Material for the task »
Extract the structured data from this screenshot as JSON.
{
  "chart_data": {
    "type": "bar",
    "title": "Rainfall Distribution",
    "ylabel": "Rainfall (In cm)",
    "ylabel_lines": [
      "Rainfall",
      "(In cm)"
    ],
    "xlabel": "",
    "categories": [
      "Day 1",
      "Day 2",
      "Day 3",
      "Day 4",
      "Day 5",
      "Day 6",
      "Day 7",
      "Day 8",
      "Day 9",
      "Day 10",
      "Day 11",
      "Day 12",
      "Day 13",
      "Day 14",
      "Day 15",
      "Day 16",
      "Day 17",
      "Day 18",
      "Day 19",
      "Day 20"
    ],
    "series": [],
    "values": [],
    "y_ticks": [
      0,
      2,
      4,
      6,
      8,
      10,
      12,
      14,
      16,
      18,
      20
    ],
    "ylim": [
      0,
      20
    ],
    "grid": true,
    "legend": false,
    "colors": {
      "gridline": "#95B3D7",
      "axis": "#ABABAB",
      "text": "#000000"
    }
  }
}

To do »
Send back every record, precisely as written.

Result for this exercise »
Extract the structured data from this screenshot as JSON.
{
  "chart_data": {
    "type": "bar",
    "title": "Rainfall Distribution",
    "ylabel": "Rainfall (In cm)",
    "ylabel_lines": [
      "Rainfall",
      "(In cm)"
    ],
    "xlabel": "",
    "categories": [
      "Day 1",
      "Day 2",
      "Day 3",
      "Day 4",
      "Day 5",
      "Day 6",
      "Day 7",
      "Day 8",
      "Day 9",
      "Day 10",
      "Day 11",
      "Day 12",
      "Day 13",
      "Day 14",
      "Day 15",
      "Day 16",
      "Day 17",
      "Day 18",
      "Day 19",
      "Day 20"
    ],
    "series": [],
    "values": [],
    "y_ticks": [
      0,
      2,
      4,
      6,
      8,
      10,
      12,
      14,
      16,
      18,
      20
    ],
    "ylim": [
      0,
      20
    ],
    "grid": true,
    "legend": false,
    "colors": {
      "gridline": "#95B3D7",
      "axis": "#ABABAB",
      "text": "#000000"
    }
  }
}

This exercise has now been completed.